> [RECORDED DATA]
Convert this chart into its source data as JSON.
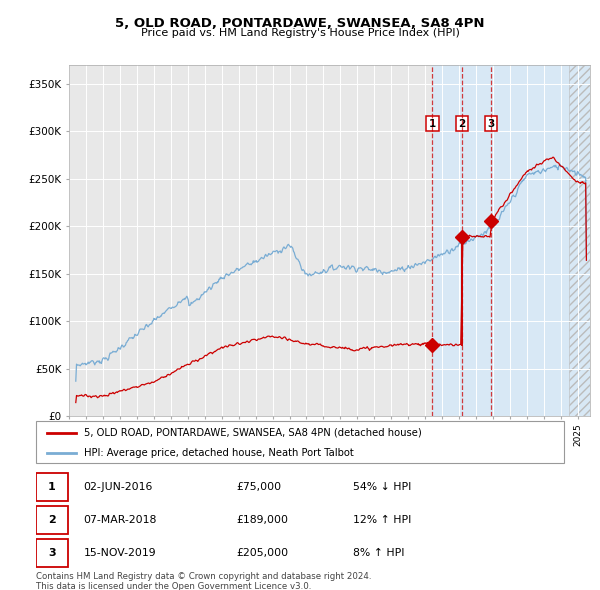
{
  "title": "5, OLD ROAD, PONTARDAWE, SWANSEA, SA8 4PN",
  "subtitle": "Price paid vs. HM Land Registry's House Price Index (HPI)",
  "hpi_color": "#7aadd4",
  "price_color": "#cc0000",
  "bg_color": "#ffffff",
  "plot_bg_color": "#e8e8e8",
  "highlight_bg": "#d8e8f5",
  "transactions": [
    {
      "date": 2016.42,
      "price": 75000,
      "label": "1"
    },
    {
      "date": 2018.17,
      "price": 189000,
      "label": "2"
    },
    {
      "date": 2019.87,
      "price": 205000,
      "label": "3"
    }
  ],
  "table_rows": [
    {
      "num": "1",
      "date": "02-JUN-2016",
      "price": "£75,000",
      "hpi": "54% ↓ HPI"
    },
    {
      "num": "2",
      "date": "07-MAR-2018",
      "price": "£189,000",
      "hpi": "12% ↑ HPI"
    },
    {
      "num": "3",
      "date": "15-NOV-2019",
      "price": "£205,000",
      "hpi": "8% ↑ HPI"
    }
  ],
  "legend": [
    {
      "label": "5, OLD ROAD, PONTARDAWE, SWANSEA, SA8 4PN (detached house)",
      "color": "#cc0000"
    },
    {
      "label": "HPI: Average price, detached house, Neath Port Talbot",
      "color": "#7aadd4"
    }
  ],
  "footer": [
    "Contains HM Land Registry data © Crown copyright and database right 2024.",
    "This data is licensed under the Open Government Licence v3.0."
  ],
  "ylim": [
    0,
    370000
  ],
  "xmin": 1995.3,
  "xmax": 2025.7,
  "highlight_start": 2016.42,
  "hatch_start": 2024.5
}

> [SHORT EXERCISE] Identify and extract each line of the listing that contains "SWANSEA".

> [TASK RESULT]
  "title": "5, OLD ROAD, PONTARDAWE, SWANSEA, SA8 4PN",
      "label": "5, OLD ROAD, PONTARDAWE, SWANSEA, SA8 4PN (detached house)",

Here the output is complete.